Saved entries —

■ ■ ■

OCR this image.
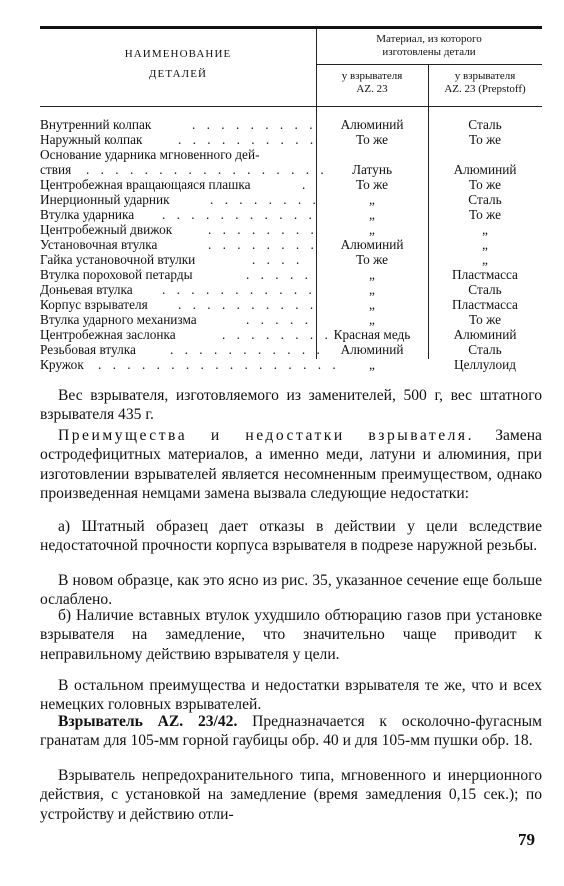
НАИМЕНОВАНИЕ
ДЕТАЛЕЙ
Материал, из которого
изготовлены детали
у взрывателя
AZ. 23
у взрывателя
AZ. 23 (Prepstoff)
Внутренний колпак	. . . . . . . . .	Алюминий	Сталь
Наружный колпак	. . . . . . . . . .	То же	То же
Основание ударника мгновенного дей-
ствия . . . . . . . . . . . . . . . . .	Латунь	Алюминий
Центробежная вращающаяся плашка	.	То же	То же
Инерционный ударник	. . . . . . . .	„	Сталь
Втулка ударника . . . . . . . . . . .	„	То же
Центробежный движок	. . . . . . . .	„	„
Установочная втулка	. . . . . . . .	Алюминий	„
Гайка установочной втулки	. . . .	То же	„
Втулка пороховой петарды	. . . . .	„	Пластмасса
Доньевая втулка . . . . . . . . . . .	„	Сталь
Корпус взрывателя . . . . . . . . . .	„	Пластмасса
Втулка ударного механизма	. . . . .	„	То же
Центробежная заслонка	. . . . . . . . Красная медь	Алюминий
Резьбовая втулка	. . . . . . . . . . .	Алюминий	Сталь
Кружок . . . . . . . . . . . . . . . . .	„	Целлулоид
Вес взрывателя, изготовляемого из заменителей, 500 г, вес штатного взрывателя 435 г.
Преимущества и недостатки взрывателя. Замена остродефицитных материалов, а именно меди, латуни и алюминия, при изготовлении взрывателей является несомненным преимуществом, однако произведенная немцами замена вызвала следующие недостатки:
а) Штатный образец дает отказы в действии у цели вследствие недостаточной прочности корпуса взрывателя в подрезе наружной резьбы.
В новом образце, как это ясно из рис. 35, указанное сечение еще больше ослаблено.
б) Наличие вставных втулок ухудшило обтюрацию газов при установке взрывателя на замедление, что значительно чаще приводит к неправильному действию взрывателя у цели.
В остальном преимущества и недостатки взрывателя те же, что и всех немецких головных взрывателей.
Взрыватель AZ. 23/42. Предназначается к осколочно-фугасным гранатам для 105-мм горной гаубицы обр. 40 и для 105-мм пушки обр. 18.
Взрыватель непредохранительного типа, мгновенного и инерционного действия, с установкой на замедление (время замедления 0,15 сек.); по устройству и действию отли-
79
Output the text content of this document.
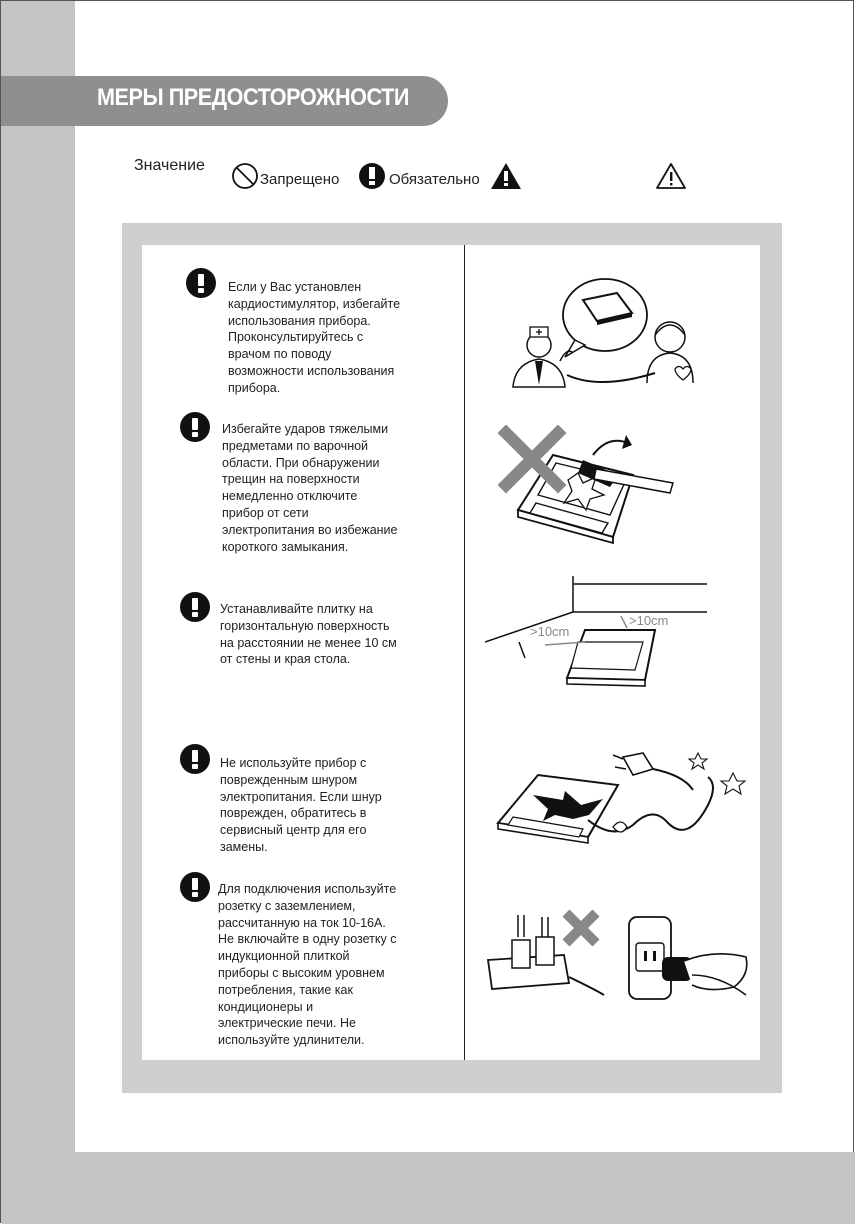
МЕРЫ ПРЕДОСТОРОЖНОСТИ
Значение
Запрещено	Обязательно
Если у Вас установлен
кардиостимулятор, избегайте
использования прибора.
Проконсультируйтесь с
врачом по поводу
возможности использования
прибора.
Избегайте ударов тяжелыми
предметами по варочной
области. При обнаружении
трещин на поверхности
немедленно отключите
прибор от сети
электропитания во избежание
короткого замыкания.
Устанавливайте плитку на
горизонтальную поверхность
на расстоянии не менее 10 см
от стены и края стола.
Не используйте прибор с
поврежденным шнуром
электропитания. Если шнур
поврежден, обратитесь в
сервисный центр для его
замены.
Для подключения используйте
розетку с заземлением,
рассчитанную на ток 10-16А.
Не включайте в одну розетку с
индукционной плиткой
приборы с высоким уровнем
потребления, такие как
кондиционеры и
электрические печи. Не
используйте удлинители.
>10cm
>10cm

■ ■ ■

REQUIREMENTS — Reproduce each entry verbatim, excluding any embedded images.

WORKED SOLUTION —
OCR this image.
НАИМЕНОВАНИЕ
ДЕТАЛЕЙ
Материал, из которого
изготовлены детали
у взрывателя
AZ. 23
у взрывателя
AZ. 23 (Prepstoff)
Внутренний колпак	. . . . . . . . .	Алюминий	Сталь
Наружный колпак	. . . . . . . . . .	То же	То же
Основание ударника мгновенного дей-
ствия . . . . . . . . . . . . . . . . .	Латунь	Алюминий
Центробежная вращающаяся плашка	.	То же	То же
Инерционный ударник	. . . . . . . .	„	Сталь
Втулка ударника . . . . . . . . . . .	„	То же
Центробежный движок	. . . . . . . .	„	„
Установочная втулка	. . . . . . . .	Алюминий	„
Гайка установочной втулки	. . . .	То же	„
Втулка пороховой петарды	. . . . .	„	Пластмасса
Доньевая втулка . . . . . . . . . . .	„	Сталь
Корпус взрывателя . . . . . . . . . .	„	Пластмасса
Втулка ударного механизма	. . . . .	„	То же
Центробежная заслонка	. . . . . . . . Красная медь	Алюминий
Резьбовая втулка	. . . . . . . . . . .	Алюминий	Сталь
Кружок . . . . . . . . . . . . . . . . .	„	Целлулоид
Вес взрывателя, изготовляемого из заменителей, 500 г, вес штатного взрывателя 435 г.
Преимущества и недостатки взрывателя. Замена остродефицитных материалов, а именно меди, латуни и алюминия, при изготовлении взрывателей является несомненным преимуществом, однако произведенная немцами замена вызвала следующие недостатки:
а) Штатный образец дает отказы в действии у цели вследствие недостаточной прочности корпуса взрывателя в подрезе наружной резьбы.
В новом образце, как это ясно из рис. 35, указанное сечение еще больше ослаблено.
б) Наличие вставных втулок ухудшило обтюрацию газов при установке взрывателя на замедление, что значительно чаще приводит к неправильному действию взрывателя у цели.
В остальном преимущества и недостатки взрывателя те же, что и всех немецких головных взрывателей.
Взрыватель AZ. 23/42. Предназначается к осколочно-фугасным гранатам для 105-мм горной гаубицы обр. 40 и для 105-мм пушки обр. 18.
Взрыватель непредохранительного типа, мгновенного и инерционного действия, с установкой на замедление (время замедления 0,15 сек.); по устройству и действию отли-
79
Output the text content of this document.
МЕРЫ ПРЕДОСТОРОЖНОСТИ
Значение
Запрещено	Обязательно
Если у Вас установлен
кардиостимулятор, избегайте
использования прибора.
Проконсультируйтесь с
врачом по поводу
возможности использования
прибора.
Избегайте ударов тяжелыми
предметами по варочной
области. При обнаружении
трещин на поверхности
немедленно отключите
прибор от сети
электропитания во избежание
короткого замыкания.
Устанавливайте плитку на
горизонтальную поверхность
на расстоянии не менее 10 см
от стены и края стола.
Не используйте прибор с
поврежденным шнуром
электропитания. Если шнур
поврежден, обратитесь в
сервисный центр для его
замены.
Для подключения используйте
розетку с заземлением,
рассчитанную на ток 10-16А.
Не включайте в одну розетку с
индукционной плиткой
приборы с высоким уровнем
потребления, такие как
кондиционеры и
электрические печи. Не
используйте удлинители.
>10cm
>10cm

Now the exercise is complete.